* [WHAT IS NEEDED]:
Tally the lines below that contain the string "Analytics", treating uppercase and lowercase as distinct, and reply with the count alone.

* [SUPPLIED MATERIAL]:
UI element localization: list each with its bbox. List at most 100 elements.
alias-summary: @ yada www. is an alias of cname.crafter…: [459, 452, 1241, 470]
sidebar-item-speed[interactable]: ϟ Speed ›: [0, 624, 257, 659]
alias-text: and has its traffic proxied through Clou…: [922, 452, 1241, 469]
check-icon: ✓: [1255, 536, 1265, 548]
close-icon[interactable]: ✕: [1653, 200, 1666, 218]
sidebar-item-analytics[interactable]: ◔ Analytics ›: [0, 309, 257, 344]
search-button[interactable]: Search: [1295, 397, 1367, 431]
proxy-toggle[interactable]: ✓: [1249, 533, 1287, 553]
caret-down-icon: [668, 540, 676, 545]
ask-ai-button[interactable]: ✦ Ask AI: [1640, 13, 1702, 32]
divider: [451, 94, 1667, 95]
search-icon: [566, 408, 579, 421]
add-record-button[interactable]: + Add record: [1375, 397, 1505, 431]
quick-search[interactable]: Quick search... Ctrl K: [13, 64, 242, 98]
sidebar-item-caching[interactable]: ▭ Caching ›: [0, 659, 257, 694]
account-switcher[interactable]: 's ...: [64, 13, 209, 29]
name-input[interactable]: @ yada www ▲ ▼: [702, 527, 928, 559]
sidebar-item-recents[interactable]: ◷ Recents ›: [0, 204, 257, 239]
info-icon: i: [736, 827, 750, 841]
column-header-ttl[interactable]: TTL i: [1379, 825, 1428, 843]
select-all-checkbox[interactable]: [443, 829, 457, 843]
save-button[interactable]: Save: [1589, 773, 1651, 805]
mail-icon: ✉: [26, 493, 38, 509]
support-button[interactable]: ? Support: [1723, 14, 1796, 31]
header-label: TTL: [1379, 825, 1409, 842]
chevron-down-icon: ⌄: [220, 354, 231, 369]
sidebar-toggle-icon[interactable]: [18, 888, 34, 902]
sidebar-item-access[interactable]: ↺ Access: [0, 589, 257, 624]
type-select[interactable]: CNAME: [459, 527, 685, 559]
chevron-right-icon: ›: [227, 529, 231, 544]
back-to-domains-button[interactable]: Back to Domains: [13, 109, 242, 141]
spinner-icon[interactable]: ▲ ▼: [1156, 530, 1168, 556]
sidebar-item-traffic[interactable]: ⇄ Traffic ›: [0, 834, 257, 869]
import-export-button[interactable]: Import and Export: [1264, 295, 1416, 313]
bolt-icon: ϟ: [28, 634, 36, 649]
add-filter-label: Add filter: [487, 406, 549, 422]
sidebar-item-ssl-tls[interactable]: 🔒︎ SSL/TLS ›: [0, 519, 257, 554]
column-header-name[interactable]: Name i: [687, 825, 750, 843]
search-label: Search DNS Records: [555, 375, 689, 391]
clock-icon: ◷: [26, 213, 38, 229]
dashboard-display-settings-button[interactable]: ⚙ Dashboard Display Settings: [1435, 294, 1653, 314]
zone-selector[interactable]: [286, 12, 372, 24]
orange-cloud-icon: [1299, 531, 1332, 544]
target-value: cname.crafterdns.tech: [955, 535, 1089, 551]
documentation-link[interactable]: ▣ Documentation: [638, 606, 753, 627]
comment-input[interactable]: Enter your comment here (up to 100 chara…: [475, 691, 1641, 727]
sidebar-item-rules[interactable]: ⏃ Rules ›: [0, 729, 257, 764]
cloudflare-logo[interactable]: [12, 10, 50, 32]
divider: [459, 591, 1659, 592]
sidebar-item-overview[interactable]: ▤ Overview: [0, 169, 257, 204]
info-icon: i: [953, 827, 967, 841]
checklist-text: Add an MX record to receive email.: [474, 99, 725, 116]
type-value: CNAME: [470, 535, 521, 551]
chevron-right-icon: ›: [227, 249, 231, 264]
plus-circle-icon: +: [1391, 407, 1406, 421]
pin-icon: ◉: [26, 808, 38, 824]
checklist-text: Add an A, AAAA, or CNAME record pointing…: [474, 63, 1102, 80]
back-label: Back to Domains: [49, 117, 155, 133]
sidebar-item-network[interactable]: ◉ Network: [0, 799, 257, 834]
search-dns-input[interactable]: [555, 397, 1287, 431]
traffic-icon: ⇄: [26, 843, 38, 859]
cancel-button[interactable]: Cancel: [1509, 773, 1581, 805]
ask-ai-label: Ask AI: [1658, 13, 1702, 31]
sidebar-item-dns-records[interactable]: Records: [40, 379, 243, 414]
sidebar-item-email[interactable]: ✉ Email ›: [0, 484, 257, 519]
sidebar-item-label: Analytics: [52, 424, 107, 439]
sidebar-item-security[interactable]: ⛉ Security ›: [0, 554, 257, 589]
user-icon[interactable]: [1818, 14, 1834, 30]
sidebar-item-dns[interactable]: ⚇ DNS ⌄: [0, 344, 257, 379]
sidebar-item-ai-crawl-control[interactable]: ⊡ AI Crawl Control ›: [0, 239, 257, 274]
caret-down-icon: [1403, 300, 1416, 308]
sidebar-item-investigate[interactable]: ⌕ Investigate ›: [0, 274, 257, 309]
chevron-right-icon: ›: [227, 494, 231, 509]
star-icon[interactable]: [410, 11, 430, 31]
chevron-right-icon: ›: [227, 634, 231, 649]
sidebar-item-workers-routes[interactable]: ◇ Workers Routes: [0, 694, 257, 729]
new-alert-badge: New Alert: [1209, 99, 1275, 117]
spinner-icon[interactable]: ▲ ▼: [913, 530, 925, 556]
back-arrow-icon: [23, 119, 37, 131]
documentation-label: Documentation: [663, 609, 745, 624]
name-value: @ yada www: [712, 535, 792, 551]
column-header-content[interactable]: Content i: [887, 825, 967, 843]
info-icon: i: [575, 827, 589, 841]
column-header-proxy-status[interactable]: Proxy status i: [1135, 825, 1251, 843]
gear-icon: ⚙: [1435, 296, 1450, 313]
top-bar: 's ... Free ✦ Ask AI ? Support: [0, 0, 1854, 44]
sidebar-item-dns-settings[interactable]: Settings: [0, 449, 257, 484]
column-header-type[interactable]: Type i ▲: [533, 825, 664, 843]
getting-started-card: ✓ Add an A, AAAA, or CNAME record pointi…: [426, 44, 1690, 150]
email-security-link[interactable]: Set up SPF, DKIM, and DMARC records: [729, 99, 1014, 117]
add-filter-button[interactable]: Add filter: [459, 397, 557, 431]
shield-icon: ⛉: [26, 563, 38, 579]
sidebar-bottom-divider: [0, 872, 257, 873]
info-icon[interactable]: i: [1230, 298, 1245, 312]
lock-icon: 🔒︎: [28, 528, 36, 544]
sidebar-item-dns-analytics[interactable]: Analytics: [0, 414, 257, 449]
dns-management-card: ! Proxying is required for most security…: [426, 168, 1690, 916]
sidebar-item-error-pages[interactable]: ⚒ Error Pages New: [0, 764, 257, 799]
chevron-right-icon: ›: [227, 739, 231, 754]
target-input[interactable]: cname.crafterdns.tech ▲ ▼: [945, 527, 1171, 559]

* [TASK RESPONSE]:
3